Saved data entries:
##########
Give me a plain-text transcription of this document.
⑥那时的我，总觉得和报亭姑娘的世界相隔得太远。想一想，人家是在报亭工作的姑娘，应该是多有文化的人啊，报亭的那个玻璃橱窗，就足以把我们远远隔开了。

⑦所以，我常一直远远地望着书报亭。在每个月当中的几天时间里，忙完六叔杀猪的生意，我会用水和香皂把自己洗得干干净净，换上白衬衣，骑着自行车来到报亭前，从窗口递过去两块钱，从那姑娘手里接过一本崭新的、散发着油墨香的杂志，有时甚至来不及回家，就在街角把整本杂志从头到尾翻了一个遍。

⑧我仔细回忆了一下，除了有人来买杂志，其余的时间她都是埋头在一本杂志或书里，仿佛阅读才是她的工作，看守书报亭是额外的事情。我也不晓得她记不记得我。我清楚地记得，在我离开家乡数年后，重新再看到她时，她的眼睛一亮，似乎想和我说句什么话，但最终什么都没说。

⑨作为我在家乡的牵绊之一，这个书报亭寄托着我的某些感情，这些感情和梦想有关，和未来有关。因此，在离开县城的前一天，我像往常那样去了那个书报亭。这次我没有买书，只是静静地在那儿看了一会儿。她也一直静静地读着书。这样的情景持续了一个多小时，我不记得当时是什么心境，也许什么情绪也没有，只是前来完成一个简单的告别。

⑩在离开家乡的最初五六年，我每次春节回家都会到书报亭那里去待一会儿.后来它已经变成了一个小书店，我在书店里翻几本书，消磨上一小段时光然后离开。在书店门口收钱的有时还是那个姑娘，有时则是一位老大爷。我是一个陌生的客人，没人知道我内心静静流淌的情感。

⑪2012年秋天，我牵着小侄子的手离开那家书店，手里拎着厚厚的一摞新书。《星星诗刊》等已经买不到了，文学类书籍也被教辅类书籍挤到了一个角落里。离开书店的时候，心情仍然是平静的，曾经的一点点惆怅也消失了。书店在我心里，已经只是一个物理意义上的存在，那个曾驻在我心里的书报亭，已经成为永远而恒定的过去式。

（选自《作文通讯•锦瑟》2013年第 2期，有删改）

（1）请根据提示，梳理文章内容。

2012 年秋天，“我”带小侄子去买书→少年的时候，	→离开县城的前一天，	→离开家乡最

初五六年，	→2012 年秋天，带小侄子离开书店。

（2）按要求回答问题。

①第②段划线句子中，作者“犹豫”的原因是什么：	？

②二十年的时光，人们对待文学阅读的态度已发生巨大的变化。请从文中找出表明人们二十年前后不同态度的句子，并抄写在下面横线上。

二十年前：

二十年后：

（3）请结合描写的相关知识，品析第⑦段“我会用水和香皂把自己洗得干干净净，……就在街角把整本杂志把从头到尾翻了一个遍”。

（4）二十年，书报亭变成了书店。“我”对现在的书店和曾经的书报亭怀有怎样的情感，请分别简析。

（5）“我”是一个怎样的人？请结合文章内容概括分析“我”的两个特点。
##########
Problem statement:
Tally the lines containing "我会用水和香皂把自己洗得干干净净". Provide the number without any other words.

Response below:
2